### Given exercise
Beginning at the line containing "Read out every word on this page.", output every line to the end of the data below exactly as it appears.

### Supplied data
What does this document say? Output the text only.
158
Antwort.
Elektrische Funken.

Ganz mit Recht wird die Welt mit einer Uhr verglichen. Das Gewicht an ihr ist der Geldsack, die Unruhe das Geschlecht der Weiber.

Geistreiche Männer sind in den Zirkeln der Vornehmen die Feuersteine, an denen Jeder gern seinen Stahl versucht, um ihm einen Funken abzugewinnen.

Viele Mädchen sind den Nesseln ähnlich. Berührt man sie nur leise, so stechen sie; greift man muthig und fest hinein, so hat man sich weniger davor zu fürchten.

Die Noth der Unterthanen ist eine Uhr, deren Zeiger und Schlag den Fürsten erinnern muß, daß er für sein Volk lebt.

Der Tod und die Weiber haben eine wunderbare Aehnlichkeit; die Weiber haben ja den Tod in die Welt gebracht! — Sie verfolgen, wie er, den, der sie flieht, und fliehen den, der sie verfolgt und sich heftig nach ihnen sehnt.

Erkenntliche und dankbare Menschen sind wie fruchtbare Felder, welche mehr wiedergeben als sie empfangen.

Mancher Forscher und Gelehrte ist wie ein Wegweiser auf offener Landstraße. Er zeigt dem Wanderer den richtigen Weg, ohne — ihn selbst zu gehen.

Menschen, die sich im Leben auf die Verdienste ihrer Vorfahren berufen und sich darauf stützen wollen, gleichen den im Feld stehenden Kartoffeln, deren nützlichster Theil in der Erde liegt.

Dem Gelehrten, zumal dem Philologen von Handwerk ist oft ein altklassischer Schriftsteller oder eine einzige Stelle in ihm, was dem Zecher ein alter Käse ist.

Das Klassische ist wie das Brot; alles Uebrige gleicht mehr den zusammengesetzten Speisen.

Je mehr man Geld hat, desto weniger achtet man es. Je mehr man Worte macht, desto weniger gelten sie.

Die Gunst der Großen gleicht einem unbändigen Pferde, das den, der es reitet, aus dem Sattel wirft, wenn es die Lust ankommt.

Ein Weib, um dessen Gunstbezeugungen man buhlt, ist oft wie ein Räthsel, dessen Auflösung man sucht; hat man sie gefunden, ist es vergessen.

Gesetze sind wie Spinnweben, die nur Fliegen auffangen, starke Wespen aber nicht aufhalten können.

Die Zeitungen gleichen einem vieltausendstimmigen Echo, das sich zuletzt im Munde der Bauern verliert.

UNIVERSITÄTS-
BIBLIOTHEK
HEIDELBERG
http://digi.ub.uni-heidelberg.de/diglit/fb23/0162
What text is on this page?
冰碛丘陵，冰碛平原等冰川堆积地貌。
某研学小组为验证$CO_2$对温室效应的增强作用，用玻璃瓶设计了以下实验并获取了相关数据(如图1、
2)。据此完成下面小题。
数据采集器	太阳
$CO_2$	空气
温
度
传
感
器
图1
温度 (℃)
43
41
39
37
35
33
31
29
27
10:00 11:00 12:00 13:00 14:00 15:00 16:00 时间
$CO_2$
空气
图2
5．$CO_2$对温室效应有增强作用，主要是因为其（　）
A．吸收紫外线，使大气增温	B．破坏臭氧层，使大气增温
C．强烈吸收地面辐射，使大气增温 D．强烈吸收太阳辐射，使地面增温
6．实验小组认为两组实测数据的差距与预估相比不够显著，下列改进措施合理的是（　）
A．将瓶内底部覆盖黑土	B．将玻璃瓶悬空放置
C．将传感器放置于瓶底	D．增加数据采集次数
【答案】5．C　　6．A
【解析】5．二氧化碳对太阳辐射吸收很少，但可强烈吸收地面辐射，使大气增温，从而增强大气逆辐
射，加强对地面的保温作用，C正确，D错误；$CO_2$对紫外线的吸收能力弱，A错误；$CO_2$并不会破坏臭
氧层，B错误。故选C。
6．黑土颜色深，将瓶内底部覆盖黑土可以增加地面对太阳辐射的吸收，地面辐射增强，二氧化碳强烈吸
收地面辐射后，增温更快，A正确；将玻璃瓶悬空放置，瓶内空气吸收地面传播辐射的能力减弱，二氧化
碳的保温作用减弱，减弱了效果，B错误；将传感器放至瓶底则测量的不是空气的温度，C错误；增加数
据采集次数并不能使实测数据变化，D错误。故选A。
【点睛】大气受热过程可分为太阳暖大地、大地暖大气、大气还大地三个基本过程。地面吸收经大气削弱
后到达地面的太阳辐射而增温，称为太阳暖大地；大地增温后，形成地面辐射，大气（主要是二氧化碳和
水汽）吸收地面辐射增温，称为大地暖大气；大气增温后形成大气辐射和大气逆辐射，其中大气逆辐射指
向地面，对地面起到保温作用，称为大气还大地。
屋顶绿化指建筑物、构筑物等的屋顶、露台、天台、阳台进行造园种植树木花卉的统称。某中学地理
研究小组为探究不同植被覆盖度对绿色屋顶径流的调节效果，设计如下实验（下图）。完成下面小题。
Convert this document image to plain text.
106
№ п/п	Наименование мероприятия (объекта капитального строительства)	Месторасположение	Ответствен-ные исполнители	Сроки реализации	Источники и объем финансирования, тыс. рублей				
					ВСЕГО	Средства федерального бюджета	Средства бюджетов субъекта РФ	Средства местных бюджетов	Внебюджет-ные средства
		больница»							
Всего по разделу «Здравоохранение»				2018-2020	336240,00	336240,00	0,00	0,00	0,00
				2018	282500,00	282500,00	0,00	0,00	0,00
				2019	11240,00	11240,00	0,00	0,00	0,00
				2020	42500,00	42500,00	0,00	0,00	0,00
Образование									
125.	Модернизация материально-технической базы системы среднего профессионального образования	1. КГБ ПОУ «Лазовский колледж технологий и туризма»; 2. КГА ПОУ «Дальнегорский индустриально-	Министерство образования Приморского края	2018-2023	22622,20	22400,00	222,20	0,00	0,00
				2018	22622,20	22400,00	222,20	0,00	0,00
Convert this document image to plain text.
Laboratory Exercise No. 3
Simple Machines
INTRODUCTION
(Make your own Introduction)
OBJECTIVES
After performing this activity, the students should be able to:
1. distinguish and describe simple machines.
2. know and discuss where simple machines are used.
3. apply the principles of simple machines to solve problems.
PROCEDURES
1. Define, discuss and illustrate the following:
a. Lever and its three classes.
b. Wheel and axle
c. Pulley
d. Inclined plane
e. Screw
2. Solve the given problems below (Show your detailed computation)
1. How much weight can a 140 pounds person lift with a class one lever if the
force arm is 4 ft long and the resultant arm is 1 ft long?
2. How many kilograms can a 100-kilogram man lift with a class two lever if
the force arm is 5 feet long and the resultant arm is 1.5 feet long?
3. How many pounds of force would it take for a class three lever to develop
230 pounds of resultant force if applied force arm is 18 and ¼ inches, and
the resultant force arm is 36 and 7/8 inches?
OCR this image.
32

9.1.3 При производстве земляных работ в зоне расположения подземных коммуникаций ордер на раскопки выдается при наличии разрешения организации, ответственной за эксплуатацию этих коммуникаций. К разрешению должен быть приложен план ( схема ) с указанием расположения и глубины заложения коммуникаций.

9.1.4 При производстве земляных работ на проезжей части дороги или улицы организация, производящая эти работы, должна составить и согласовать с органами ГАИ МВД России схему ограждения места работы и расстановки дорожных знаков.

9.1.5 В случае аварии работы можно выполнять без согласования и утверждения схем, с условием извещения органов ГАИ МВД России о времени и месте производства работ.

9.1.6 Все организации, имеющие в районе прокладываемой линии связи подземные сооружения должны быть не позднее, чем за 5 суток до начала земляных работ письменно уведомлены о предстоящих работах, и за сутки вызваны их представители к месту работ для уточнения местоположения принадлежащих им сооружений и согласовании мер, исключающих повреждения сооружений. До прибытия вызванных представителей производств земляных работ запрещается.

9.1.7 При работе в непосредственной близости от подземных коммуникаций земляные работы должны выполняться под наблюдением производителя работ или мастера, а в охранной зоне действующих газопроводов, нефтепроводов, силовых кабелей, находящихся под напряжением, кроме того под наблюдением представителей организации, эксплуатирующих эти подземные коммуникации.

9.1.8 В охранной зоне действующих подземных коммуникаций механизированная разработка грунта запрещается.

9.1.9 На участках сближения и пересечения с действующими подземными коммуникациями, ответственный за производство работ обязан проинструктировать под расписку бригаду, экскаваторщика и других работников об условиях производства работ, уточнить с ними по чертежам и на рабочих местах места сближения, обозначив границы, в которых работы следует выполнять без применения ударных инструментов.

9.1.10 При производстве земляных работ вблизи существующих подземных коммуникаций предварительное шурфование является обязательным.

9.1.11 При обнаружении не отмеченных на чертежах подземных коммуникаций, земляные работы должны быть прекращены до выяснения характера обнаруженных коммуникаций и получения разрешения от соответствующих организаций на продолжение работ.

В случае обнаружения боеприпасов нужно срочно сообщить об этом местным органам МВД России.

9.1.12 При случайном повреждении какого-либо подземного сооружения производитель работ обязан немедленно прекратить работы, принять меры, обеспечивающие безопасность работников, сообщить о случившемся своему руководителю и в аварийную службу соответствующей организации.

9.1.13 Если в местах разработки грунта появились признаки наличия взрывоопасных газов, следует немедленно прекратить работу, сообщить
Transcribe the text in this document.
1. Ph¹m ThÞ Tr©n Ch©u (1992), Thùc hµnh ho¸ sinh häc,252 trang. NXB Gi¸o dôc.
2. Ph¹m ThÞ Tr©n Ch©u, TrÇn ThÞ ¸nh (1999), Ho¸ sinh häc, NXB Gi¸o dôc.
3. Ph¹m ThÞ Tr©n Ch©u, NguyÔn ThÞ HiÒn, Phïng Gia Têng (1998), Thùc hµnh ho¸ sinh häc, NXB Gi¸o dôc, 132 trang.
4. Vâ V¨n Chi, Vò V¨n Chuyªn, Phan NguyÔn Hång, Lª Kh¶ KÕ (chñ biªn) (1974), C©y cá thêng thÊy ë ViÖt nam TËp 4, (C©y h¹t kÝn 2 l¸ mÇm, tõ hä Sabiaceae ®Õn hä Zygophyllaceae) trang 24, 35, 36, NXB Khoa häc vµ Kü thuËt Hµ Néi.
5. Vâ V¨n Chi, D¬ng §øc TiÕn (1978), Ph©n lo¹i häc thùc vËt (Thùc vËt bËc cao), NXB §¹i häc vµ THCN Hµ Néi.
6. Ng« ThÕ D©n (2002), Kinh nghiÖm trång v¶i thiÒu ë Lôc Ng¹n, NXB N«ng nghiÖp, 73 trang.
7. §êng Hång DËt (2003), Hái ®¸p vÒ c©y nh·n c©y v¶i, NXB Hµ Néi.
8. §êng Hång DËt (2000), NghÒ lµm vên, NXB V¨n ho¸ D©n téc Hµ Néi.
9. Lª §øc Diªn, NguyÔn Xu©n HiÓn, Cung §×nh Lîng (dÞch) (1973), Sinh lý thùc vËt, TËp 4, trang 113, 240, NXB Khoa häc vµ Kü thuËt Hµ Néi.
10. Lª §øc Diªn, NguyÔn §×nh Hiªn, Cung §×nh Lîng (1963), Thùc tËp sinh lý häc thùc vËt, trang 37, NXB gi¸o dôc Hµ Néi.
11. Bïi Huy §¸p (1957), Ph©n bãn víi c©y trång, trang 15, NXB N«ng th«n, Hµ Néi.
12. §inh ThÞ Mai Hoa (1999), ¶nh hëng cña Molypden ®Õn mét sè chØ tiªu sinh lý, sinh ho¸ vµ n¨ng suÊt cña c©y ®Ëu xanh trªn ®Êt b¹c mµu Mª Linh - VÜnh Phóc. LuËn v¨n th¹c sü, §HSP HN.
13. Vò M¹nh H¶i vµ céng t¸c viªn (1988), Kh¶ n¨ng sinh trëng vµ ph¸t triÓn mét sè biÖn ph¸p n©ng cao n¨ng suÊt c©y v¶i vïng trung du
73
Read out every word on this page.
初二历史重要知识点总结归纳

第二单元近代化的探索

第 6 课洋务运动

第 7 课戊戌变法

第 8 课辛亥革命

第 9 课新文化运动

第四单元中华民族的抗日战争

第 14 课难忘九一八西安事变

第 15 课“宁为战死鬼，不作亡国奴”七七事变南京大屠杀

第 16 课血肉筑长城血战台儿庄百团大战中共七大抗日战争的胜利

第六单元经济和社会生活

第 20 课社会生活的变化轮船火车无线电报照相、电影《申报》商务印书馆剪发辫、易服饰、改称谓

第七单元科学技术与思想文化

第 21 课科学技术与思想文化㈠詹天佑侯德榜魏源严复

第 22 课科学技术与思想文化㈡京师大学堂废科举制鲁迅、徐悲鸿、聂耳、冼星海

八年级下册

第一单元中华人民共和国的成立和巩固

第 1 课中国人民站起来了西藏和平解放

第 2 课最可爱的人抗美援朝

### Written answer
Read out every word on this page.
初二历史重要知识点总结归纳

第二单元近代化的探索

第 6 课洋务运动

第 7 课戊戌变法

第 8 课辛亥革命

第 9 课新文化运动

第四单元中华民族的抗日战争

第 14 课难忘九一八西安事变

第 15 课“宁为战死鬼，不作亡国奴”七七事变南京大屠杀

第 16 课血肉筑长城血战台儿庄百团大战中共七大抗日战争的胜利

第六单元经济和社会生活

第 20 课社会生活的变化轮船火车无线电报照相、电影《申报》商务印书馆剪发辫、易服饰、改称谓

第七单元科学技术与思想文化

第 21 课科学技术与思想文化㈠詹天佑侯德榜魏源严复

第 22 课科学技术与思想文化㈡京师大学堂废科举制鲁迅、徐悲鸿、聂耳、冼星海

八年级下册

第一单元中华人民共和国的成立和巩固

第 1 课中国人民站起来了西藏和平解放

第 2 课最可爱的人抗美援朝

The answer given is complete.